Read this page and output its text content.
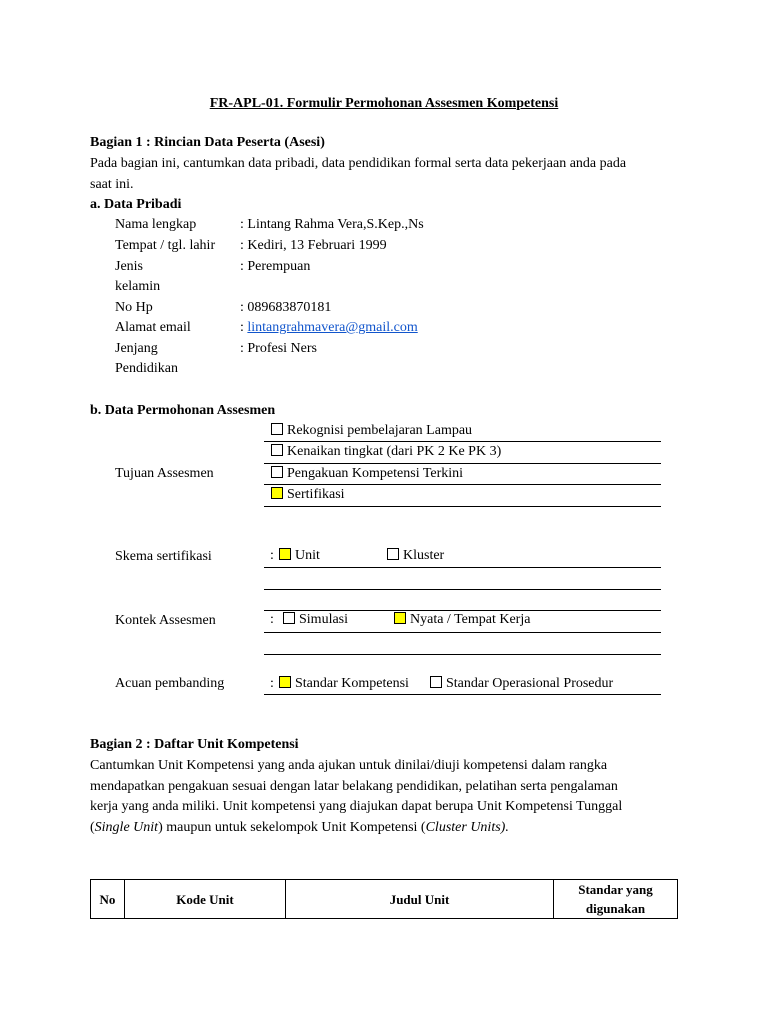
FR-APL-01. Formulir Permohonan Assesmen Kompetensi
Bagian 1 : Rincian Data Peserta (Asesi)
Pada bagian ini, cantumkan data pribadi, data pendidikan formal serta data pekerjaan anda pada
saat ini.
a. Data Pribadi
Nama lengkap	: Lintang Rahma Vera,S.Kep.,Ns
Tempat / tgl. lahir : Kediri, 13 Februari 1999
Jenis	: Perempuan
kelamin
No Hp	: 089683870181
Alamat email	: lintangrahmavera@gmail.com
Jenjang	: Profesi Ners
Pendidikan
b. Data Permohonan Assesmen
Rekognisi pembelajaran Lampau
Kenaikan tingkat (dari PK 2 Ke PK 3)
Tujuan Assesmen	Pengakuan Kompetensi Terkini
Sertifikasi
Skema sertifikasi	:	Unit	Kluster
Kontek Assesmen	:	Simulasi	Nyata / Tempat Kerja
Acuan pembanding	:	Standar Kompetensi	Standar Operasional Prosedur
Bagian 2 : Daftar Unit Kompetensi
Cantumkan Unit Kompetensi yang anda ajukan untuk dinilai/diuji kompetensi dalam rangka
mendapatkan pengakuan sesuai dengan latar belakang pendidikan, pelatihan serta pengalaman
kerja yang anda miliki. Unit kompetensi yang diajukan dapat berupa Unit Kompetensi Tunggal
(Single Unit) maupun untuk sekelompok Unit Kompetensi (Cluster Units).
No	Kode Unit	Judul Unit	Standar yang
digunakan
****
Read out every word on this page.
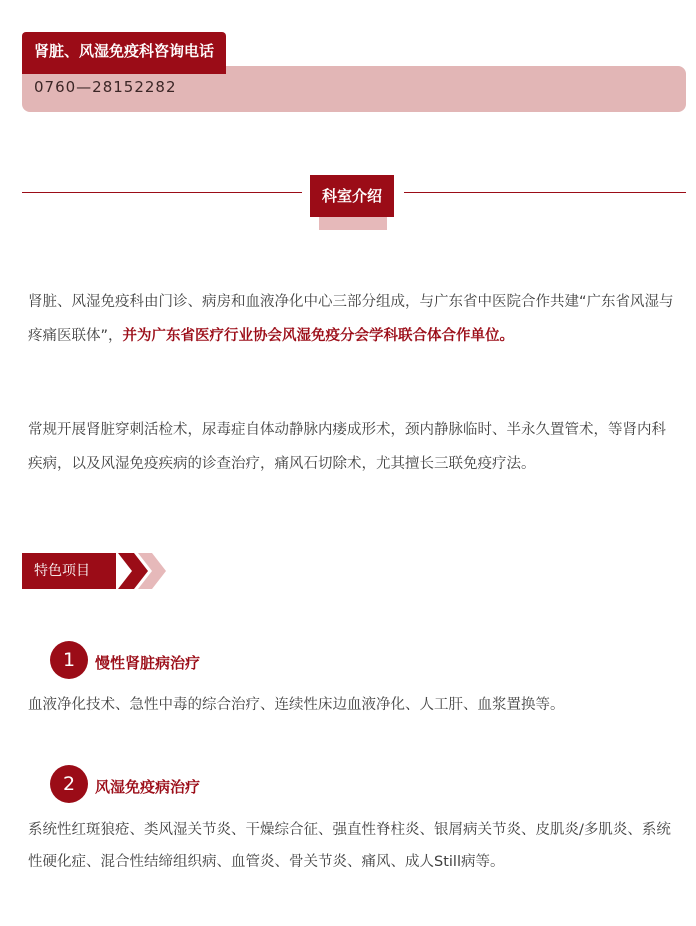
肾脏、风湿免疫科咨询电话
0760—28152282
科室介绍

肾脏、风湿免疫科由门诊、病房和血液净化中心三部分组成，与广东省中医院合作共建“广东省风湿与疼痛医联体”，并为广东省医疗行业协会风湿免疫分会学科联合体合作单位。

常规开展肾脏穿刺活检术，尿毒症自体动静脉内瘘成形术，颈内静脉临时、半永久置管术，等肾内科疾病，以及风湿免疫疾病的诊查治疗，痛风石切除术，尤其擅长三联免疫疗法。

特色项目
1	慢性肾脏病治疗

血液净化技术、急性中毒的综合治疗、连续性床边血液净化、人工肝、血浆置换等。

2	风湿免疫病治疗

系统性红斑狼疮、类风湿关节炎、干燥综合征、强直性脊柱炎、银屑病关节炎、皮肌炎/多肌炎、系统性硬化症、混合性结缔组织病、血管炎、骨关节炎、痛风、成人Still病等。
****
**SHORT EXERCISE**.
Which lines contain the word "Unit"? Return each of them.

**WRITTEN REPLY**.
Skema sertifikasi	:	Unit	Kluster
Bagian 2 : Daftar Unit Kompetensi
Cantumkan Unit Kompetensi yang anda ajukan untuk dinilai/diuji kompetensi dalam rangka
kerja yang anda miliki. Unit kompetensi yang diajukan dapat berupa Unit Kompetensi Tunggal
(Single Unit) maupun untuk sekelompok Unit Kompetensi (Cluster Units).
No	Kode Unit	Judul Unit	Standar yang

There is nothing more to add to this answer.